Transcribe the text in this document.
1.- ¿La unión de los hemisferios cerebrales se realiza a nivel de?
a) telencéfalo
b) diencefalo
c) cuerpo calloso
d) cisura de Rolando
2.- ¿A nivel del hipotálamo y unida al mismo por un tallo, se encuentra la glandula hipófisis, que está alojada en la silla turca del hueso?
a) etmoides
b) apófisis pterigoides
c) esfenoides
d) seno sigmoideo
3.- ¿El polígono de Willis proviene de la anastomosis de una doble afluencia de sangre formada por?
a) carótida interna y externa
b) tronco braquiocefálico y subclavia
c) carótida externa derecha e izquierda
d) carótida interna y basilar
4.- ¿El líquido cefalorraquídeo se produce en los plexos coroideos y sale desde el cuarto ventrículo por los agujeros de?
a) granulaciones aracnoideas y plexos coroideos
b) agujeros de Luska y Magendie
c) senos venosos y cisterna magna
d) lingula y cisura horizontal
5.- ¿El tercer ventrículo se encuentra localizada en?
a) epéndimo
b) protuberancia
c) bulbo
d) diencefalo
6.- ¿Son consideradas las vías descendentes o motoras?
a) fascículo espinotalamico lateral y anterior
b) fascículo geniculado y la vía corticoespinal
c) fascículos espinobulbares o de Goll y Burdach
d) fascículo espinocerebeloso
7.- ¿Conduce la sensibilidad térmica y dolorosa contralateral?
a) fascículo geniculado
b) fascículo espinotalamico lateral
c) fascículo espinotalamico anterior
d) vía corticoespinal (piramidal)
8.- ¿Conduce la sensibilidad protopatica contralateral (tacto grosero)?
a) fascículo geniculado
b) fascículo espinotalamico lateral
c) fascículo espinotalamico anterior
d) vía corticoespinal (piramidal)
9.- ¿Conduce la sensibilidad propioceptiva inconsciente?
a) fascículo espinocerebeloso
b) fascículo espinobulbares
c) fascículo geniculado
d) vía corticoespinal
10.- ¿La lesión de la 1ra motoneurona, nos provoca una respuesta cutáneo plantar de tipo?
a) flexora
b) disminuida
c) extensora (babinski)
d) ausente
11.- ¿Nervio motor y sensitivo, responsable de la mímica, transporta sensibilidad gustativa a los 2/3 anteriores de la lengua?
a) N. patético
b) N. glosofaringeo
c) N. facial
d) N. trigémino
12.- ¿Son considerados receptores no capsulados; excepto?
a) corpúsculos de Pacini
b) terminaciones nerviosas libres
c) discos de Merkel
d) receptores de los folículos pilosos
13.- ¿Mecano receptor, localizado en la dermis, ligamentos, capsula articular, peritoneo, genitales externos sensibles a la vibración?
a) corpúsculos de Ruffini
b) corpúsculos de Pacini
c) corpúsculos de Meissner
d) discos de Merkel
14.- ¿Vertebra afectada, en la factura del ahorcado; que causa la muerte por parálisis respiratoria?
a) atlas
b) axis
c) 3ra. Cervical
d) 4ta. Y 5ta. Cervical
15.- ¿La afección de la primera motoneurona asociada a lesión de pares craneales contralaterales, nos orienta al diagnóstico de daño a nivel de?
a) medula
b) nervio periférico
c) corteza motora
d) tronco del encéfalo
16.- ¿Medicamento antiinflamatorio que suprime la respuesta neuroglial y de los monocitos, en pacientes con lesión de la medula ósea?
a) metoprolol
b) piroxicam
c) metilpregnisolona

● **Problem requirements**: Give only the number of lines that include the word "receptores".

● **Exercise answer**: 2